What the task asks
Quote the entries in full, character for character, without their images.

Entries shown
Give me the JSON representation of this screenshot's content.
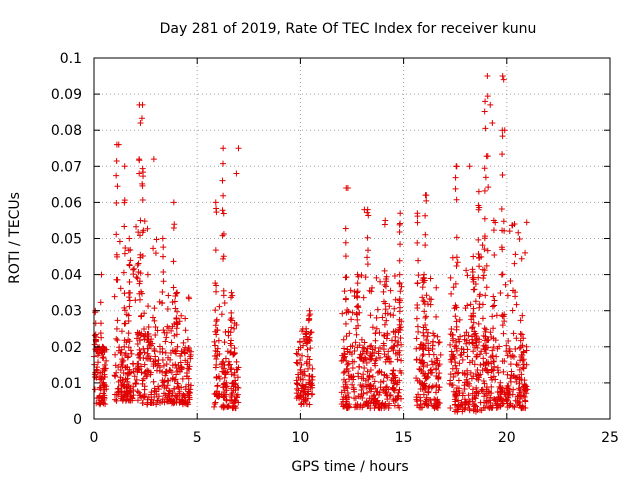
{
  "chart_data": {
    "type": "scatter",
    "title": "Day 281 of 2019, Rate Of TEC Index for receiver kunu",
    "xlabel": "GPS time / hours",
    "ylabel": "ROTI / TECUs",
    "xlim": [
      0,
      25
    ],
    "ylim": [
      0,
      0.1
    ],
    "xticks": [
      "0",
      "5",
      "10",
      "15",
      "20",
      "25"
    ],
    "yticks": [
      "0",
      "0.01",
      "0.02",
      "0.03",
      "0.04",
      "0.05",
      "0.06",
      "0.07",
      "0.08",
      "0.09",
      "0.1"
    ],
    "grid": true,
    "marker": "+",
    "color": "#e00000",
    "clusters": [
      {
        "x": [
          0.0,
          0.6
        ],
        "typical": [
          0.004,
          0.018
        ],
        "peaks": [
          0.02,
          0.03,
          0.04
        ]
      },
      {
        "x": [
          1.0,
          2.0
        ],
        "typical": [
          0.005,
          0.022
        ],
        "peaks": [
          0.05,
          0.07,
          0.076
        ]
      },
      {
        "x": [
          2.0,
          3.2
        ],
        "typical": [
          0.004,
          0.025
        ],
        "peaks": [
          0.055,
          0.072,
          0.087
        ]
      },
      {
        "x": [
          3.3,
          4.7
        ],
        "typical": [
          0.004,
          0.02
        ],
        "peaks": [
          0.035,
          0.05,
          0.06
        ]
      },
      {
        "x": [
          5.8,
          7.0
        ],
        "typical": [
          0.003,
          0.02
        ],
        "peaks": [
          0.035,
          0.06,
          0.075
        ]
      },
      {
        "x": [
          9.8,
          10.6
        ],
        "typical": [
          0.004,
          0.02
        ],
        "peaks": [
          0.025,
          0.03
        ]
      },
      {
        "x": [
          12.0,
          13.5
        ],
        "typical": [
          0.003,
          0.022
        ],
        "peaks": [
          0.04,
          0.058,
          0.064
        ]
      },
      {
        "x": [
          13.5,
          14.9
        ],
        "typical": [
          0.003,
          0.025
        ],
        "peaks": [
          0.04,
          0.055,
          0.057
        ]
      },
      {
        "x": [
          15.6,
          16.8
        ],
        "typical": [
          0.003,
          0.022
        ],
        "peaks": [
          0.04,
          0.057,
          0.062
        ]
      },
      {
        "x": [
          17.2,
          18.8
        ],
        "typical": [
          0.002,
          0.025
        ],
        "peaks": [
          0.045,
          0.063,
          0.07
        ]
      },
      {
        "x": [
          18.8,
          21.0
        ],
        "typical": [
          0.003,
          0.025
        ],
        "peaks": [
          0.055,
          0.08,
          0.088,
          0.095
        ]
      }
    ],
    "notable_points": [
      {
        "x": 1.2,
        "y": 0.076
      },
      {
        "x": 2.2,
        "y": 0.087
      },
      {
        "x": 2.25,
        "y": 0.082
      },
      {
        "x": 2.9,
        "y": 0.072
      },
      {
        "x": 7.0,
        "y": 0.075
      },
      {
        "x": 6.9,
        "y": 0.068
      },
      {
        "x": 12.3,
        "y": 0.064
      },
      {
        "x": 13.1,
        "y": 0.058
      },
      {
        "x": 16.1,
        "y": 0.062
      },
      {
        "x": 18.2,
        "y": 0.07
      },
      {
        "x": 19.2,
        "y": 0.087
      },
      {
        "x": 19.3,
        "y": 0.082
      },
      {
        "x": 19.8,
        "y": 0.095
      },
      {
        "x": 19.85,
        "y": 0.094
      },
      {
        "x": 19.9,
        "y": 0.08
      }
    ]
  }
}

Answer to the task
Give me the JSON representation of this screenshot's content.
{
  "chart_data": {
    "type": "scatter",
    "title": "Day 281 of 2019, Rate Of TEC Index for receiver kunu",
    "xlabel": "GPS time / hours",
    "ylabel": "ROTI / TECUs",
    "xlim": [
      0,
      25
    ],
    "ylim": [
      0,
      0.1
    ],
    "xticks": [
      "0",
      "5",
      "10",
      "15",
      "20",
      "25"
    ],
    "yticks": [
      "0",
      "0.01",
      "0.02",
      "0.03",
      "0.04",
      "0.05",
      "0.06",
      "0.07",
      "0.08",
      "0.09",
      "0.1"
    ],
    "grid": true,
    "marker": "+",
    "color": "#e00000",
    "clusters": [
      {
        "x": [
          0.0,
          0.6
        ],
        "typical": [
          0.004,
          0.018
        ],
        "peaks": [
          0.02,
          0.03,
          0.04
        ]
      },
      {
        "x": [
          1.0,
          2.0
        ],
        "typical": [
          0.005,
          0.022
        ],
        "peaks": [
          0.05,
          0.07,
          0.076
        ]
      },
      {
        "x": [
          2.0,
          3.2
        ],
        "typical": [
          0.004,
          0.025
        ],
        "peaks": [
          0.055,
          0.072,
          0.087
        ]
      },
      {
        "x": [
          3.3,
          4.7
        ],
        "typical": [
          0.004,
          0.02
        ],
        "peaks": [
          0.035,
          0.05,
          0.06
        ]
      },
      {
        "x": [
          5.8,
          7.0
        ],
        "typical": [
          0.003,
          0.02
        ],
        "peaks": [
          0.035,
          0.06,
          0.075
        ]
      },
      {
        "x": [
          9.8,
          10.6
        ],
        "typical": [
          0.004,
          0.02
        ],
        "peaks": [
          0.025,
          0.03
        ]
      },
      {
        "x": [
          12.0,
          13.5
        ],
        "typical": [
          0.003,
          0.022
        ],
        "peaks": [
          0.04,
          0.058,
          0.064
        ]
      },
      {
        "x": [
          13.5,
          14.9
        ],
        "typical": [
          0.003,
          0.025
        ],
        "peaks": [
          0.04,
          0.055,
          0.057
        ]
      },
      {
        "x": [
          15.6,
          16.8
        ],
        "typical": [
          0.003,
          0.022
        ],
        "peaks": [
          0.04,
          0.057,
          0.062
        ]
      },
      {
        "x": [
          17.2,
          18.8
        ],
        "typical": [
          0.002,
          0.025
        ],
        "peaks": [
          0.045,
          0.063,
          0.07
        ]
      },
      {
        "x": [
          18.8,
          21.0
        ],
        "typical": [
          0.003,
          0.025
        ],
        "peaks": [
          0.055,
          0.08,
          0.088,
          0.095
        ]
      }
    ],
    "notable_points": [
      {
        "x": 1.2,
        "y": 0.076
      },
      {
        "x": 2.2,
        "y": 0.087
      },
      {
        "x": 2.25,
        "y": 0.082
      },
      {
        "x": 2.9,
        "y": 0.072
      },
      {
        "x": 7.0,
        "y": 0.075
      },
      {
        "x": 6.9,
        "y": 0.068
      },
      {
        "x": 12.3,
        "y": 0.064
      },
      {
        "x": 13.1,
        "y": 0.058
      },
      {
        "x": 16.1,
        "y": 0.062
      },
      {
        "x": 18.2,
        "y": 0.07
      },
      {
        "x": 19.2,
        "y": 0.087
      },
      {
        "x": 19.3,
        "y": 0.082
      },
      {
        "x": 19.8,
        "y": 0.095
      },
      {
        "x": 19.85,
        "y": 0.094
      },
      {
        "x": 19.9,
        "y": 0.08
      }
    ]
  }
}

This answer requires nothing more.